### Directions:
Return all lines below containing the word "Tycho".

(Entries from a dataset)
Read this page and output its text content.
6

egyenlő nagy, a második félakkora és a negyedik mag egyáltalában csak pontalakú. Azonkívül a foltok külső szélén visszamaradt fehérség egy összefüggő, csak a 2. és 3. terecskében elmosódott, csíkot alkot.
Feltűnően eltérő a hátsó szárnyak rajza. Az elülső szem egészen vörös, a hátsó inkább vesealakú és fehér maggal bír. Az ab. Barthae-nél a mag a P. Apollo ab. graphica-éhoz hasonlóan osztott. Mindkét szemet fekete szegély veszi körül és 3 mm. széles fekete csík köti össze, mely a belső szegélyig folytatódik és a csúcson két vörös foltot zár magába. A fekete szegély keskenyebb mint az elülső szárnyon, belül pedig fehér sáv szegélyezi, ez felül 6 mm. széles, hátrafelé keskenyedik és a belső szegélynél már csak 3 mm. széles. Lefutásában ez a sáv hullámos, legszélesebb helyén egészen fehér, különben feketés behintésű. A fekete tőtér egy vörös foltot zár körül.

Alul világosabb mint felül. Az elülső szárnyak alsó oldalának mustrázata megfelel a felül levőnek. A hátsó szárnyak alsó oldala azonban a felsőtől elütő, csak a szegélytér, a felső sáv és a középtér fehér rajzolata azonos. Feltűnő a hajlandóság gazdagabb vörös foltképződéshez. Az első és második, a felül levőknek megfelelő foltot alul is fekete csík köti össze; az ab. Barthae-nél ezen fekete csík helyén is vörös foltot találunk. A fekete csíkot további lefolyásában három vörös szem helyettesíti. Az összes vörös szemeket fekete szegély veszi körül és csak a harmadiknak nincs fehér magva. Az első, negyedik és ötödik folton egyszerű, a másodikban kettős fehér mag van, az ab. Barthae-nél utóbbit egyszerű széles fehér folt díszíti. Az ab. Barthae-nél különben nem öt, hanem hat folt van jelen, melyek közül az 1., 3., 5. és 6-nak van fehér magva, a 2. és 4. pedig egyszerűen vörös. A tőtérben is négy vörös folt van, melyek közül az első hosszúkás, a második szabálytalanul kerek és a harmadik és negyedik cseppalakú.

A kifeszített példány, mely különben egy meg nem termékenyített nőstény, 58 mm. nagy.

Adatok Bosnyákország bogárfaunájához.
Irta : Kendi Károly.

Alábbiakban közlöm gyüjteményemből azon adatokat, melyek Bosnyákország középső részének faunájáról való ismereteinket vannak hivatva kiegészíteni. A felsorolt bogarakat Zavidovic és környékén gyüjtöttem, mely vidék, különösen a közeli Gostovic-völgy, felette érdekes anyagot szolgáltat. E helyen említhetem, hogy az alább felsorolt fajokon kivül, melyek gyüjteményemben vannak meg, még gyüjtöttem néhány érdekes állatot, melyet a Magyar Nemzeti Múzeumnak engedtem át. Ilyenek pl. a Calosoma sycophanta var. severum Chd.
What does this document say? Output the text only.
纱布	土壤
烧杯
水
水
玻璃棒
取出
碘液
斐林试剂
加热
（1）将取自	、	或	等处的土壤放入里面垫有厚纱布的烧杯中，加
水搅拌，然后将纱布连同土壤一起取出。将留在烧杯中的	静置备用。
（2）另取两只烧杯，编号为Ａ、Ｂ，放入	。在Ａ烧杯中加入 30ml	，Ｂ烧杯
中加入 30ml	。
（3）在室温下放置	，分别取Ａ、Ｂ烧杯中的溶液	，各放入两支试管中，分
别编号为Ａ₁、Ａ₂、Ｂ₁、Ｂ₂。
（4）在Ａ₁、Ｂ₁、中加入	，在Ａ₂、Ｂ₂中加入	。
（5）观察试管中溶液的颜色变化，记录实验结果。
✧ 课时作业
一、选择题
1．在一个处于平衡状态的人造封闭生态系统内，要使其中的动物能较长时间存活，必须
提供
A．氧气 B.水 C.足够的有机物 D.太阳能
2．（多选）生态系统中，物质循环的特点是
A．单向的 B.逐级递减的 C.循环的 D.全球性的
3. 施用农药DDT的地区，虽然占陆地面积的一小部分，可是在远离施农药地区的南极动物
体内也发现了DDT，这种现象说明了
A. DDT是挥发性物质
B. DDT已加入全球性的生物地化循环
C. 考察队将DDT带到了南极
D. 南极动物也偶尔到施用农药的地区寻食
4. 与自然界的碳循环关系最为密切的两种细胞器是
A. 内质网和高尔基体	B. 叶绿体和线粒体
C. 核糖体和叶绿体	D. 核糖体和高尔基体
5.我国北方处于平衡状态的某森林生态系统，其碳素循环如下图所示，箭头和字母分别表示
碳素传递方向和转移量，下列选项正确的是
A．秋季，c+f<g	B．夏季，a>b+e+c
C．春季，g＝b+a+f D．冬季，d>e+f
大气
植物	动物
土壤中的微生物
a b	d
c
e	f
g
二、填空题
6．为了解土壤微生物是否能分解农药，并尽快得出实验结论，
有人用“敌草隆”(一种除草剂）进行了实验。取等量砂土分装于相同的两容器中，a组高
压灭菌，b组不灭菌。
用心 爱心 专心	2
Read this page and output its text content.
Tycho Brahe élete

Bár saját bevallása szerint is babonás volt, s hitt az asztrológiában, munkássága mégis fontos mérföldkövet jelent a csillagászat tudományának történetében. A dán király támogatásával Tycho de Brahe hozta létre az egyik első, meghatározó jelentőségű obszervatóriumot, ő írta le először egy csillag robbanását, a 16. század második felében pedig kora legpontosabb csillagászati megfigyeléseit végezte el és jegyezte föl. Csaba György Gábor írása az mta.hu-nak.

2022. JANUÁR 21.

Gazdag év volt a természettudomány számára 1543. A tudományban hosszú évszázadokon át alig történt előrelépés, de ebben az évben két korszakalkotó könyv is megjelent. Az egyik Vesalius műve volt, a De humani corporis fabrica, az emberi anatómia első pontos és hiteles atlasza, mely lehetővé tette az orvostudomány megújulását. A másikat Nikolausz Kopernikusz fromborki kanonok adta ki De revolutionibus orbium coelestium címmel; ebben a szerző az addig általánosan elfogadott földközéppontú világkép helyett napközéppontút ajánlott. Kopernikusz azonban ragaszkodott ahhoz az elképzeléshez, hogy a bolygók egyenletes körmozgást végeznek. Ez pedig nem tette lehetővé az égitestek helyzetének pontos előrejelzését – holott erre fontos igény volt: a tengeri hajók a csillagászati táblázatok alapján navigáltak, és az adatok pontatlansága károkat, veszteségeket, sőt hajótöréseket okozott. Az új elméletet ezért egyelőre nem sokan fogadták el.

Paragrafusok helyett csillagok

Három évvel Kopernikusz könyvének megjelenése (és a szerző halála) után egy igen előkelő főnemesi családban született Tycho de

### Task solution:
Tycho Brahe élete
Bár saját bevallása szerint is babonás volt, s hitt az asztrológiában, munkássága mégis fontos mérföldkövet jelent a csillagászat tudományának történetében. A dán király támogatásával Tycho de Brahe hozta létre az egyik első, meghatározó jelentőségű obszervatóriumot, ő írta le először egy csillag robbanását, a 16. század második felében pedig kora legpontosabb csillagászati megfigyeléseit végezte el és jegyezte föl. Csaba György Gábor írása az mta.hu-nak.
Három évvel Kopernikusz könyvének megjelenése (és a szerző halála) után egy igen előkelő főnemesi családban született Tycho de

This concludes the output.